## GIVEN EXERCISE
Repeat what the lines below say, word for word, and skip every image.

○ ○ ○ ○ ○ ○ ○

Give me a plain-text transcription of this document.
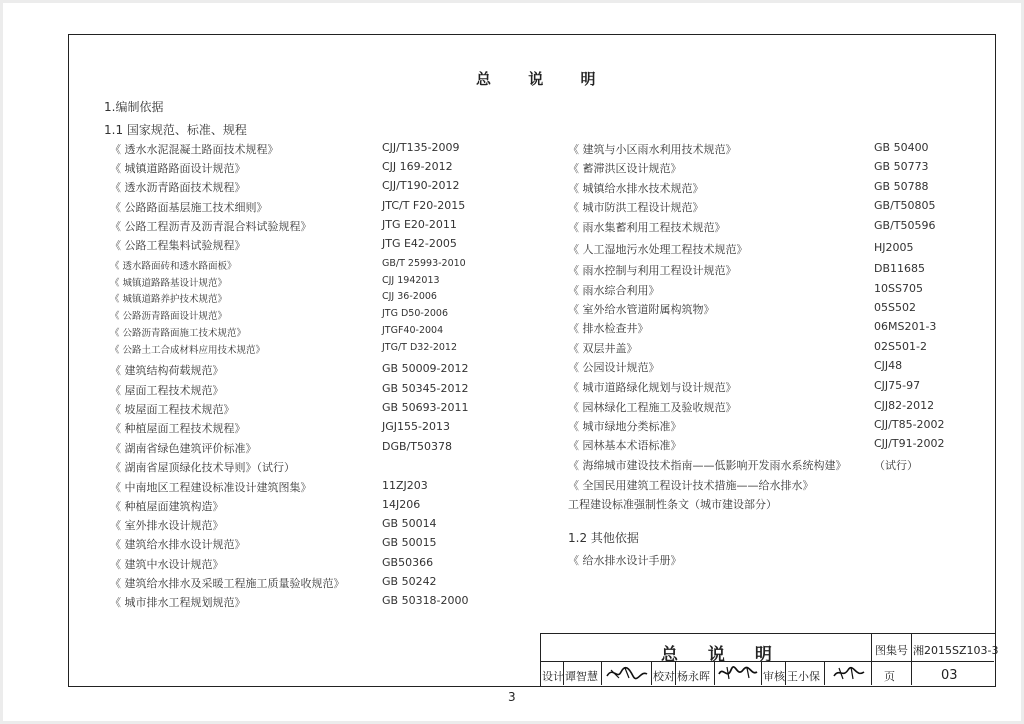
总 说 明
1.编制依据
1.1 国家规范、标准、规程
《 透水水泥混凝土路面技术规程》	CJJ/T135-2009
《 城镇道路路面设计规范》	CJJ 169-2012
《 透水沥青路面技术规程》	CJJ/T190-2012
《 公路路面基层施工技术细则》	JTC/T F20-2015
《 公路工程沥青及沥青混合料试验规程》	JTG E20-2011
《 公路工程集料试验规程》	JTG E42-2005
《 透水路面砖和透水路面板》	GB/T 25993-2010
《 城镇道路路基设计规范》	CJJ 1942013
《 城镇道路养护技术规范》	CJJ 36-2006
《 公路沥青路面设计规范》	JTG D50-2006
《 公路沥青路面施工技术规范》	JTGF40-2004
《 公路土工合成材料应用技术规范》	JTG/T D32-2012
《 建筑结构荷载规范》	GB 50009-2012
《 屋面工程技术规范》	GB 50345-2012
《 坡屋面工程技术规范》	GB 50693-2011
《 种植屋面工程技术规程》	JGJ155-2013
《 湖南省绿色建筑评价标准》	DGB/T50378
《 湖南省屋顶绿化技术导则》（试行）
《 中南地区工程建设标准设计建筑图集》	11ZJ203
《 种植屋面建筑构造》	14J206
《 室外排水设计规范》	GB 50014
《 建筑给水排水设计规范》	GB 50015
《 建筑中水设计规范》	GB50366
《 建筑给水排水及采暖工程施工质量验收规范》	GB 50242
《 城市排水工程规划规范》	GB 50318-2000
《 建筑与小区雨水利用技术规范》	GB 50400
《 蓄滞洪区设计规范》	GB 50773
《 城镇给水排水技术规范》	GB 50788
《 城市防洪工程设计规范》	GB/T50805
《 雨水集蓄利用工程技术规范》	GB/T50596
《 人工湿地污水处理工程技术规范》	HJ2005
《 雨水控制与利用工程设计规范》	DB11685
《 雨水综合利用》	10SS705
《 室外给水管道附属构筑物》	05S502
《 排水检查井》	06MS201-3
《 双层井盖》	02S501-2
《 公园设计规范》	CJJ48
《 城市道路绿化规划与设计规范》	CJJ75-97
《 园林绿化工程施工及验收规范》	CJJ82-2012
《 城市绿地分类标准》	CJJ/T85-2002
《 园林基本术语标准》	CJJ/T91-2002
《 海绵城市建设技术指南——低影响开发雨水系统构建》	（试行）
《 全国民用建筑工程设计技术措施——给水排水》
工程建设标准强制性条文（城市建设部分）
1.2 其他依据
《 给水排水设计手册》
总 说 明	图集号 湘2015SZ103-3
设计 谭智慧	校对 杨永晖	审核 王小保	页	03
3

○ ○ ○ ○ ○ ○ ○

## RESULT OF THE EXERCISE
Give me a plain-text transcription of this document.
总 说 明
1.编制依据
1.1 国家规范、标准、规程
《 透水水泥混凝土路面技术规程》	CJJ/T135-2009
《 城镇道路路面设计规范》	CJJ 169-2012
《 透水沥青路面技术规程》	CJJ/T190-2012
《 公路路面基层施工技术细则》	JTC/T F20-2015
《 公路工程沥青及沥青混合料试验规程》	JTG E20-2011
《 公路工程集料试验规程》	JTG E42-2005
《 透水路面砖和透水路面板》	GB/T 25993-2010
《 城镇道路路基设计规范》	CJJ 1942013
《 城镇道路养护技术规范》	CJJ 36-2006
《 公路沥青路面设计规范》	JTG D50-2006
《 公路沥青路面施工技术规范》	JTGF40-2004
《 公路土工合成材料应用技术规范》	JTG/T D32-2012
《 建筑结构荷载规范》	GB 50009-2012
《 屋面工程技术规范》	GB 50345-2012
《 坡屋面工程技术规范》	GB 50693-2011
《 种植屋面工程技术规程》	JGJ155-2013
《 湖南省绿色建筑评价标准》	DGB/T50378
《 湖南省屋顶绿化技术导则》（试行）
《 中南地区工程建设标准设计建筑图集》	11ZJ203
《 种植屋面建筑构造》	14J206
《 室外排水设计规范》	GB 50014
《 建筑给水排水设计规范》	GB 50015
《 建筑中水设计规范》	GB50366
《 建筑给水排水及采暖工程施工质量验收规范》	GB 50242
《 城市排水工程规划规范》	GB 50318-2000
《 建筑与小区雨水利用技术规范》	GB 50400
《 蓄滞洪区设计规范》	GB 50773
《 城镇给水排水技术规范》	GB 50788
《 城市防洪工程设计规范》	GB/T50805
《 雨水集蓄利用工程技术规范》	GB/T50596
《 人工湿地污水处理工程技术规范》	HJ2005
《 雨水控制与利用工程设计规范》	DB11685
《 雨水综合利用》	10SS705
《 室外给水管道附属构筑物》	05S502
《 排水检查井》	06MS201-3
《 双层井盖》	02S501-2
《 公园设计规范》	CJJ48
《 城市道路绿化规划与设计规范》	CJJ75-97
《 园林绿化工程施工及验收规范》	CJJ82-2012
《 城市绿地分类标准》	CJJ/T85-2002
《 园林基本术语标准》	CJJ/T91-2002
《 海绵城市建设技术指南——低影响开发雨水系统构建》	（试行）
《 全国民用建筑工程设计技术措施——给水排水》
工程建设标准强制性条文（城市建设部分）
1.2 其他依据
《 给水排水设计手册》
总 说 明	图集号 湘2015SZ103-3
设计 谭智慧	校对 杨永晖	审核 王小保	页	03
3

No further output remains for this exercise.